» **What the task requires**: Retype the complete listing exactly as it appears.

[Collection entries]

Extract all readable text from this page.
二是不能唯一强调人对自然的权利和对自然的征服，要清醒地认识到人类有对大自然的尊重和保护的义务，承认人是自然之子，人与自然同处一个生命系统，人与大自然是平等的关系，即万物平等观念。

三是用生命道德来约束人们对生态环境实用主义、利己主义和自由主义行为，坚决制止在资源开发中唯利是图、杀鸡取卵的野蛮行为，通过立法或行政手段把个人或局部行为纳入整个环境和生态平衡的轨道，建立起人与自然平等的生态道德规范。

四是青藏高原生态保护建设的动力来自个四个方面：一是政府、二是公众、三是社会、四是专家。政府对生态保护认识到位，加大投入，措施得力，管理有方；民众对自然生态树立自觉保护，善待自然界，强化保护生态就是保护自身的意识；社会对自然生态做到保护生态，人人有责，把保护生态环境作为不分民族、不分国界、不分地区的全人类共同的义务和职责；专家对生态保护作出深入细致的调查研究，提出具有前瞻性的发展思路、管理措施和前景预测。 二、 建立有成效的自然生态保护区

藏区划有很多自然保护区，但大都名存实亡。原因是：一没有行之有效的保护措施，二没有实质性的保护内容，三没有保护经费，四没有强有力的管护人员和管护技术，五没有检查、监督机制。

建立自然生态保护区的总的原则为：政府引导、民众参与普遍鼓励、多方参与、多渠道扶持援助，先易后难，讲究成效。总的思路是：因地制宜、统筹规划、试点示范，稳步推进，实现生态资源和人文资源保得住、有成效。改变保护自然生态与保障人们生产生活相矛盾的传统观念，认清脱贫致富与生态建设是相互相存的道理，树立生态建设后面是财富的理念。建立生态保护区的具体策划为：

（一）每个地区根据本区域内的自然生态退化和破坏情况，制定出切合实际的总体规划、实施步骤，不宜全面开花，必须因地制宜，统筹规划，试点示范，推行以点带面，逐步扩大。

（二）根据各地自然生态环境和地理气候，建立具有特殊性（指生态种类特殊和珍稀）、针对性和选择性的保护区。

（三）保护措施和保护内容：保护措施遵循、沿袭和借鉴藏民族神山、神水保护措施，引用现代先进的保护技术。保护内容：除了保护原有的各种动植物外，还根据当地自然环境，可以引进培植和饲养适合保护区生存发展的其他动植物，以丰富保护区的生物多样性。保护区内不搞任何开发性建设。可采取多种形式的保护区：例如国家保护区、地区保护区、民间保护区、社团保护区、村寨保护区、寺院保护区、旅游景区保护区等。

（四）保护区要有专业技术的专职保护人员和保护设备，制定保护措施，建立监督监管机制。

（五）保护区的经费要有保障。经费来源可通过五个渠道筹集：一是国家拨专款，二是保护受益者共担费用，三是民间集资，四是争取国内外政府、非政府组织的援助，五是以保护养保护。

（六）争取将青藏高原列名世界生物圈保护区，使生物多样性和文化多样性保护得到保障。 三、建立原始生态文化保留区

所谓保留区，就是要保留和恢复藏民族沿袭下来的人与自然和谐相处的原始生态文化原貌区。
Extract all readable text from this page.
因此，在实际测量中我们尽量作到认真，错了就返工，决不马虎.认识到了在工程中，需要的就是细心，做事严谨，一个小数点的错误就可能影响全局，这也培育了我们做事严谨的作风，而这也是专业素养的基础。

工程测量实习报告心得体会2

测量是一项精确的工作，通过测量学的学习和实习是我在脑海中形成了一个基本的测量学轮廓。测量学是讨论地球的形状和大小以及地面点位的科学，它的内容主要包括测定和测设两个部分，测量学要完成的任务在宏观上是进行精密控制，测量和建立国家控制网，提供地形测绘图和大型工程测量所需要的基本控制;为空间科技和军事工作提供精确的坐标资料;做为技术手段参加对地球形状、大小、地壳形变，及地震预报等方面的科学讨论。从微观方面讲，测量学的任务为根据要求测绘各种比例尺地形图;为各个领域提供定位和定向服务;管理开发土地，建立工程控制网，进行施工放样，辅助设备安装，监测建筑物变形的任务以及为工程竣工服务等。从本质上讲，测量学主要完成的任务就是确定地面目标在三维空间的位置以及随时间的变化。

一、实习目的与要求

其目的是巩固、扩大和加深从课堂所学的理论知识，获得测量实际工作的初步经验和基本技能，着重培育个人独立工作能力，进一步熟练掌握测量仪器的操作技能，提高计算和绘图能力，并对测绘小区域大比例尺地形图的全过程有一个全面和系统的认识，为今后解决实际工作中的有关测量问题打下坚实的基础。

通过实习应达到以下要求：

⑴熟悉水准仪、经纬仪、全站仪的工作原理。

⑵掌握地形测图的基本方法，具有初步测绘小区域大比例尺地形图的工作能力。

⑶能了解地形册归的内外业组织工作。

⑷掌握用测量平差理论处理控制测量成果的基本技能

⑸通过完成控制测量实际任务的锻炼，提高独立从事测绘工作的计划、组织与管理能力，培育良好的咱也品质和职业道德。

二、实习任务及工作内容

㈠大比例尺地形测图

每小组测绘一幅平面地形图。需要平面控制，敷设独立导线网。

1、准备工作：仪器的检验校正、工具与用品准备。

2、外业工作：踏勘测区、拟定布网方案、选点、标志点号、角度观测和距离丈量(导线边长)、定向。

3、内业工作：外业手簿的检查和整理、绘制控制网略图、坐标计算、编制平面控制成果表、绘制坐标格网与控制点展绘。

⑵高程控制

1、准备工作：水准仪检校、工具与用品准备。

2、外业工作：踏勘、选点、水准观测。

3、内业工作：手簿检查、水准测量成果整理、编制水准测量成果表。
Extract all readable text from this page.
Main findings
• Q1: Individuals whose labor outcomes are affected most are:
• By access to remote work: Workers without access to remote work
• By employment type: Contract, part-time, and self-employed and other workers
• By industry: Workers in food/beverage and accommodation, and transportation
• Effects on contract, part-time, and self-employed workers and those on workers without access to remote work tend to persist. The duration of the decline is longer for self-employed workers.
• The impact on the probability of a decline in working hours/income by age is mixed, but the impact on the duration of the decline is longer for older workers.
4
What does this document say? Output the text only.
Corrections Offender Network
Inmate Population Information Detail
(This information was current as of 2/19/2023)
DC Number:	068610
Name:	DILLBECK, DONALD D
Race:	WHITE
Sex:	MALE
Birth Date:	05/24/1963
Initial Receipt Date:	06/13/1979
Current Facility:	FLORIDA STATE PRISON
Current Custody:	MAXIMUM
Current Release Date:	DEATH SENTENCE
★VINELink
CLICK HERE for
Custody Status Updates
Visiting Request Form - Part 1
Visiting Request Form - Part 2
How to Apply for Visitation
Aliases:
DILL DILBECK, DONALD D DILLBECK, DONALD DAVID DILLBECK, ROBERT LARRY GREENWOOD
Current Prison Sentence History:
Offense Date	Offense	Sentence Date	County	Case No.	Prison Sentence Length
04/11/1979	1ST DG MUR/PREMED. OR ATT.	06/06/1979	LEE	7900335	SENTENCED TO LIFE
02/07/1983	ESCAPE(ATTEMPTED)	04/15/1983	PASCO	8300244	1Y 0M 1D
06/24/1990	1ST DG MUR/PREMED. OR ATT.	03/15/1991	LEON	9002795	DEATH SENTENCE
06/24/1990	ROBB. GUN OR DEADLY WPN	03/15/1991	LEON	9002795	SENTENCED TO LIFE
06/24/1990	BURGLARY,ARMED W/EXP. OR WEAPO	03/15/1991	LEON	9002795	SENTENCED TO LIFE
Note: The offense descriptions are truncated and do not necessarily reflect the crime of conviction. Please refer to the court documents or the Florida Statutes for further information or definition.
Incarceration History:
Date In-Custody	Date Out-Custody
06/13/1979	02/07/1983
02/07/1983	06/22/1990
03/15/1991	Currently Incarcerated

» **Written answer**:
Extract all readable text from this page.
二是不能唯一强调人对自然的权利和对自然的征服，要清醒地认识到人类有对大自然的尊重和保护的义务，承认人是自然之子，人与自然同处一个生命系统，人与大自然是平等的关系，即万物平等观念。

三是用生命道德来约束人们对生态环境实用主义、利己主义和自由主义行为，坚决制止在资源开发中唯利是图、杀鸡取卵的野蛮行为，通过立法或行政手段把个人或局部行为纳入整个环境和生态平衡的轨道，建立起人与自然平等的生态道德规范。

四是青藏高原生态保护建设的动力来自个四个方面：一是政府、二是公众、三是社会、四是专家。政府对生态保护认识到位，加大投入，措施得力，管理有方；民众对自然生态树立自觉保护，善待自然界，强化保护生态就是保护自身的意识；社会对自然生态做到保护生态，人人有责，把保护生态环境作为不分民族、不分国界、不分地区的全人类共同的义务和职责；专家对生态保护作出深入细致的调查研究，提出具有前瞻性的发展思路、管理措施和前景预测。 二、 建立有成效的自然生态保护区

藏区划有很多自然保护区，但大都名存实亡。原因是：一没有行之有效的保护措施，二没有实质性的保护内容，三没有保护经费，四没有强有力的管护人员和管护技术，五没有检查、监督机制。

建立自然生态保护区的总的原则为：政府引导、民众参与普遍鼓励、多方参与、多渠道扶持援助，先易后难，讲究成效。总的思路是：因地制宜、统筹规划、试点示范，稳步推进，实现生态资源和人文资源保得住、有成效。改变保护自然生态与保障人们生产生活相矛盾的传统观念，认清脱贫致富与生态建设是相互相存的道理，树立生态建设后面是财富的理念。建立生态保护区的具体策划为：

（一）每个地区根据本区域内的自然生态退化和破坏情况，制定出切合实际的总体规划、实施步骤，不宜全面开花，必须因地制宜，统筹规划，试点示范，推行以点带面，逐步扩大。

（二）根据各地自然生态环境和地理气候，建立具有特殊性（指生态种类特殊和珍稀）、针对性和选择性的保护区。

（三）保护措施和保护内容：保护措施遵循、沿袭和借鉴藏民族神山、神水保护措施，引用现代先进的保护技术。保护内容：除了保护原有的各种动植物外，还根据当地自然环境，可以引进培植和饲养适合保护区生存发展的其他动植物，以丰富保护区的生物多样性。保护区内不搞任何开发性建设。可采取多种形式的保护区：例如国家保护区、地区保护区、民间保护区、社团保护区、村寨保护区、寺院保护区、旅游景区保护区等。

（四）保护区要有专业技术的专职保护人员和保护设备，制定保护措施，建立监督监管机制。

（五）保护区的经费要有保障。经费来源可通过五个渠道筹集：一是国家拨专款，二是保护受益者共担费用，三是民间集资，四是争取国内外政府、非政府组织的援助，五是以保护养保护。

（六）争取将青藏高原列名世界生物圈保护区，使生物多样性和文化多样性保护得到保障。 三、建立原始生态文化保留区

所谓保留区，就是要保留和恢复藏民族沿袭下来的人与自然和谐相处的原始生态文化原貌区。
Extract all readable text from this page.
因此，在实际测量中我们尽量作到认真，错了就返工，决不马虎.认识到了在工程中，需要的就是细心，做事严谨，一个小数点的错误就可能影响全局，这也培育了我们做事严谨的作风，而这也是专业素养的基础。

工程测量实习报告心得体会2

测量是一项精确的工作，通过测量学的学习和实习是我在脑海中形成了一个基本的测量学轮廓。测量学是讨论地球的形状和大小以及地面点位的科学，它的内容主要包括测定和测设两个部分，测量学要完成的任务在宏观上是进行精密控制，测量和建立国家控制网，提供地形测绘图和大型工程测量所需要的基本控制;为空间科技和军事工作提供精确的坐标资料;做为技术手段参加对地球形状、大小、地壳形变，及地震预报等方面的科学讨论。从微观方面讲，测量学的任务为根据要求测绘各种比例尺地形图;为各个领域提供定位和定向服务;管理开发土地，建立工程控制网，进行施工放样，辅助设备安装，监测建筑物变形的任务以及为工程竣工服务等。从本质上讲，测量学主要完成的任务就是确定地面目标在三维空间的位置以及随时间的变化。

一、实习目的与要求

其目的是巩固、扩大和加深从课堂所学的理论知识，获得测量实际工作的初步经验和基本技能，着重培育个人独立工作能力，进一步熟练掌握测量仪器的操作技能，提高计算和绘图能力，并对测绘小区域大比例尺地形图的全过程有一个全面和系统的认识，为今后解决实际工作中的有关测量问题打下坚实的基础。

通过实习应达到以下要求：

⑴熟悉水准仪、经纬仪、全站仪的工作原理。

⑵掌握地形测图的基本方法，具有初步测绘小区域大比例尺地形图的工作能力。

⑶能了解地形册归的内外业组织工作。

⑷掌握用测量平差理论处理控制测量成果的基本技能

⑸通过完成控制测量实际任务的锻炼，提高独立从事测绘工作的计划、组织与管理能力，培育良好的咱也品质和职业道德。

二、实习任务及工作内容

㈠大比例尺地形测图

每小组测绘一幅平面地形图。需要平面控制，敷设独立导线网。

1、准备工作：仪器的检验校正、工具与用品准备。

2、外业工作：踏勘测区、拟定布网方案、选点、标志点号、角度观测和距离丈量(导线边长)、定向。

3、内业工作：外业手簿的检查和整理、绘制控制网略图、坐标计算、编制平面控制成果表、绘制坐标格网与控制点展绘。

⑵高程控制

1、准备工作：水准仪检校、工具与用品准备。

2、外业工作：踏勘、选点、水准观测。

3、内业工作：手簿检查、水准测量成果整理、编制水准测量成果表。
Extract all readable text from this page.
Main findings
• Q1: Individuals whose labor outcomes are affected most are:
• By access to remote work: Workers without access to remote work
• By employment type: Contract, part-time, and self-employed and other workers
• By industry: Workers in food/beverage and accommodation, and transportation
• Effects on contract, part-time, and self-employed workers and those on workers without access to remote work tend to persist. The duration of the decline is longer for self-employed workers.
• The impact on the probability of a decline in working hours/income by age is mixed, but the impact on the duration of the decline is longer for older workers.
4
What does this document say? Output the text only.
Corrections Offender Network
Inmate Population Information Detail
(This information was current as of 2/19/2023)
DC Number:	068610
Name:	DILLBECK, DONALD D
Race:	WHITE
Sex:	MALE
Birth Date:	05/24/1963
Initial Receipt Date:	06/13/1979
Current Facility:	FLORIDA STATE PRISON
Current Custody:	MAXIMUM
Current Release Date:	DEATH SENTENCE
★VINELink
CLICK HERE for
Custody Status Updates
Visiting Request Form - Part 1
Visiting Request Form - Part 2
How to Apply for Visitation
Aliases:
DILL DILBECK, DONALD D DILLBECK, DONALD DAVID DILLBECK, ROBERT LARRY GREENWOOD
Current Prison Sentence History:
Offense Date	Offense	Sentence Date	County	Case No.	Prison Sentence Length
04/11/1979	1ST DG MUR/PREMED. OR ATT.	06/06/1979	LEE	7900335	SENTENCED TO LIFE
02/07/1983	ESCAPE(ATTEMPTED)	04/15/1983	PASCO	8300244	1Y 0M 1D
06/24/1990	1ST DG MUR/PREMED. OR ATT.	03/15/1991	LEON	9002795	DEATH SENTENCE
06/24/1990	ROBB. GUN OR DEADLY WPN	03/15/1991	LEON	9002795	SENTENCED TO LIFE
06/24/1990	BURGLARY,ARMED W/EXP. OR WEAPO	03/15/1991	LEON	9002795	SENTENCED TO LIFE
Note: The offense descriptions are truncated and do not necessarily reflect the crime of conviction. Please refer to the court documents or the Florida Statutes for further information or definition.
Incarceration History:
Date In-Custody	Date Out-Custody
06/13/1979	02/07/1983
02/07/1983	06/22/1990
03/15/1991	Currently Incarcerated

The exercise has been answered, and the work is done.